- Your goal -
The listing beneath should be written out in full, exactly as shown.

(Collection entries)
>> Start

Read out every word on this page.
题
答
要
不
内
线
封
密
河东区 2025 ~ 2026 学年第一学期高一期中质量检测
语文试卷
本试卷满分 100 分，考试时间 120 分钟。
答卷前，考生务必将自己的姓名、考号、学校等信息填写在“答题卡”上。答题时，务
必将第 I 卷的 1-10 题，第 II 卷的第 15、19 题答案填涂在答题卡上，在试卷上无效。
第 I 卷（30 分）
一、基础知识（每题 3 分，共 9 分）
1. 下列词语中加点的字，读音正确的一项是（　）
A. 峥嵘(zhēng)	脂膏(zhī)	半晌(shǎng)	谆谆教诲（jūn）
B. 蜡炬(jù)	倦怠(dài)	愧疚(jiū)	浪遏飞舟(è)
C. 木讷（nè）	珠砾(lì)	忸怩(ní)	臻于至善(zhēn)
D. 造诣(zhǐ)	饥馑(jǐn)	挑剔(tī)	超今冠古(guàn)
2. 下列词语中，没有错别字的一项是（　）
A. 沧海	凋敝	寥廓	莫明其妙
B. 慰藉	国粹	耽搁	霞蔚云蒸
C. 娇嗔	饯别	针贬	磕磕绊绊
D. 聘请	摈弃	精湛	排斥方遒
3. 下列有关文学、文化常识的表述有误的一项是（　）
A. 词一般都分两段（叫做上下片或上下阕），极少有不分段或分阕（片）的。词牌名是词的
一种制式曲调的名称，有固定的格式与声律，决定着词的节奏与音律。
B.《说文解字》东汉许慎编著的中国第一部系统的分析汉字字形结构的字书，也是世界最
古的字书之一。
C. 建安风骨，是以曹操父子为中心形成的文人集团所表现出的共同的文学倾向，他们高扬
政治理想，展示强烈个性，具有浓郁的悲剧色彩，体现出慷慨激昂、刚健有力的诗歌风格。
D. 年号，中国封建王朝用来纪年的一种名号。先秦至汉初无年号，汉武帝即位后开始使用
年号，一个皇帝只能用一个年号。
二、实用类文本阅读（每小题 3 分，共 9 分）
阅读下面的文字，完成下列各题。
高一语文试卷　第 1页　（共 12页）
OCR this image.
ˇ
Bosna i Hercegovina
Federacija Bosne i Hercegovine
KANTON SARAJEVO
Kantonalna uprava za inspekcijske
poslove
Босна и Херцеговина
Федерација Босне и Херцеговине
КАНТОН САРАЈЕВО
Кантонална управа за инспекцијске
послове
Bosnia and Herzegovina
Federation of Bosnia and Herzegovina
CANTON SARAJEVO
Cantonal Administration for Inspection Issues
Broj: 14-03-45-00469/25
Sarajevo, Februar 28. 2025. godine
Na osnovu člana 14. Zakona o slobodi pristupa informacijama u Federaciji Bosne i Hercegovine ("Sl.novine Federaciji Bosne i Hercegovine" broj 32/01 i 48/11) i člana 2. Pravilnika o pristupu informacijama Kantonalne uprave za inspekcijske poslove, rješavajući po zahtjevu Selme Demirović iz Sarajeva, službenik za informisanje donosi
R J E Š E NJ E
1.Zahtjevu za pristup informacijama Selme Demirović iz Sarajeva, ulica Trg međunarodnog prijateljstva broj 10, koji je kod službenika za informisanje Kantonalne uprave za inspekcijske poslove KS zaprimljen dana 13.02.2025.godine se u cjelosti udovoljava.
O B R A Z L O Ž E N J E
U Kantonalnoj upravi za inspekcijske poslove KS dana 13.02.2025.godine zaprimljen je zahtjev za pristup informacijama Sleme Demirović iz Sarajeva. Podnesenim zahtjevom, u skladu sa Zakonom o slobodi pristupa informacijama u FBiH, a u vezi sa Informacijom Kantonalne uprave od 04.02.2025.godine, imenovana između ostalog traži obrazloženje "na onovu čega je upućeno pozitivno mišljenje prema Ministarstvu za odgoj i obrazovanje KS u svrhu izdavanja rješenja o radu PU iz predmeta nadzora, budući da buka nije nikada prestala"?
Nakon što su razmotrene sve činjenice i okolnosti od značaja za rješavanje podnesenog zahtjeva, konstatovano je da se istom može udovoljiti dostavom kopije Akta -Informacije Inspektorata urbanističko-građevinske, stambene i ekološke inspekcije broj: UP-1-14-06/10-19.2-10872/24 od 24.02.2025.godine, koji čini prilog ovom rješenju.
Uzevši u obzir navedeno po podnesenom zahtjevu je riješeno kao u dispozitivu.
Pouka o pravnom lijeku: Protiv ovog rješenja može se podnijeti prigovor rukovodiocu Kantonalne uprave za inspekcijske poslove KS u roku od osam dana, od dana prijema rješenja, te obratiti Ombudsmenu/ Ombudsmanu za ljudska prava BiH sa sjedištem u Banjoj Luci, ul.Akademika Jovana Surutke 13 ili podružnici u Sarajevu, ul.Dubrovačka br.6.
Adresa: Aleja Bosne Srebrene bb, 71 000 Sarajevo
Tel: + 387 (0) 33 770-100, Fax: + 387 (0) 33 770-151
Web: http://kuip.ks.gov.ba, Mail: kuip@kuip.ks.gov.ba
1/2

>> End

- Answer for this exercise -
Read out every word on this page.
题
答
要
不
内
线
封
密
河东区 2025 ~ 2026 学年第一学期高一期中质量检测
语文试卷
本试卷满分 100 分，考试时间 120 分钟。
答卷前，考生务必将自己的姓名、考号、学校等信息填写在“答题卡”上。答题时，务
必将第 I 卷的 1-10 题，第 II 卷的第 15、19 题答案填涂在答题卡上，在试卷上无效。
第 I 卷（30 分）
一、基础知识（每题 3 分，共 9 分）
1. 下列词语中加点的字，读音正确的一项是（　）
A. 峥嵘(zhēng)	脂膏(zhī)	半晌(shǎng)	谆谆教诲（jūn）
B. 蜡炬(jù)	倦怠(dài)	愧疚(jiū)	浪遏飞舟(è)
C. 木讷（nè）	珠砾(lì)	忸怩(ní)	臻于至善(zhēn)
D. 造诣(zhǐ)	饥馑(jǐn)	挑剔(tī)	超今冠古(guàn)
2. 下列词语中，没有错别字的一项是（　）
A. 沧海	凋敝	寥廓	莫明其妙
B. 慰藉	国粹	耽搁	霞蔚云蒸
C. 娇嗔	饯别	针贬	磕磕绊绊
D. 聘请	摈弃	精湛	排斥方遒
3. 下列有关文学、文化常识的表述有误的一项是（　）
A. 词一般都分两段（叫做上下片或上下阕），极少有不分段或分阕（片）的。词牌名是词的
一种制式曲调的名称，有固定的格式与声律，决定着词的节奏与音律。
B.《说文解字》东汉许慎编著的中国第一部系统的分析汉字字形结构的字书，也是世界最
古的字书之一。
C. 建安风骨，是以曹操父子为中心形成的文人集团所表现出的共同的文学倾向，他们高扬
政治理想，展示强烈个性，具有浓郁的悲剧色彩，体现出慷慨激昂、刚健有力的诗歌风格。
D. 年号，中国封建王朝用来纪年的一种名号。先秦至汉初无年号，汉武帝即位后开始使用
年号，一个皇帝只能用一个年号。
二、实用类文本阅读（每小题 3 分，共 9 分）
阅读下面的文字，完成下列各题。
高一语文试卷　第 1页　（共 12页）
OCR this image.
ˇ
Bosna i Hercegovina
Federacija Bosne i Hercegovine
KANTON SARAJEVO
Kantonalna uprava za inspekcijske
poslove
Босна и Херцеговина
Федерација Босне и Херцеговине
КАНТОН САРАЈЕВО
Кантонална управа за инспекцијске
послове
Bosnia and Herzegovina
Federation of Bosnia and Herzegovina
CANTON SARAJEVO
Cantonal Administration for Inspection Issues
Broj: 14-03-45-00469/25
Sarajevo, Februar 28. 2025. godine
Na osnovu člana 14. Zakona o slobodi pristupa informacijama u Federaciji Bosne i Hercegovine ("Sl.novine Federaciji Bosne i Hercegovine" broj 32/01 i 48/11) i člana 2. Pravilnika o pristupu informacijama Kantonalne uprave za inspekcijske poslove, rješavajući po zahtjevu Selme Demirović iz Sarajeva, službenik za informisanje donosi
R J E Š E NJ E
1.Zahtjevu za pristup informacijama Selme Demirović iz Sarajeva, ulica Trg međunarodnog prijateljstva broj 10, koji je kod službenika za informisanje Kantonalne uprave za inspekcijske poslove KS zaprimljen dana 13.02.2025.godine se u cjelosti udovoljava.
O B R A Z L O Ž E N J E
U Kantonalnoj upravi za inspekcijske poslove KS dana 13.02.2025.godine zaprimljen je zahtjev za pristup informacijama Sleme Demirović iz Sarajeva. Podnesenim zahtjevom, u skladu sa Zakonom o slobodi pristupa informacijama u FBiH, a u vezi sa Informacijom Kantonalne uprave od 04.02.2025.godine, imenovana između ostalog traži obrazloženje "na onovu čega je upućeno pozitivno mišljenje prema Ministarstvu za odgoj i obrazovanje KS u svrhu izdavanja rješenja o radu PU iz predmeta nadzora, budući da buka nije nikada prestala"?
Nakon što su razmotrene sve činjenice i okolnosti od značaja za rješavanje podnesenog zahtjeva, konstatovano je da se istom može udovoljiti dostavom kopije Akta -Informacije Inspektorata urbanističko-građevinske, stambene i ekološke inspekcije broj: UP-1-14-06/10-19.2-10872/24 od 24.02.2025.godine, koji čini prilog ovom rješenju.
Uzevši u obzir navedeno po podnesenom zahtjevu je riješeno kao u dispozitivu.
Pouka o pravnom lijeku: Protiv ovog rješenja može se podnijeti prigovor rukovodiocu Kantonalne uprave za inspekcijske poslove KS u roku od osam dana, od dana prijema rješenja, te obratiti Ombudsmenu/ Ombudsmanu za ljudska prava BiH sa sjedištem u Banjoj Luci, ul.Akademika Jovana Surutke 13 ili podružnici u Sarajevu, ul.Dubrovačka br.6.
Adresa: Aleja Bosne Srebrene bb, 71 000 Sarajevo
Tel: + 387 (0) 33 770-100, Fax: + 387 (0) 33 770-151
Web: http://kuip.ks.gov.ba, Mail: kuip@kuip.ks.gov.ba
1/2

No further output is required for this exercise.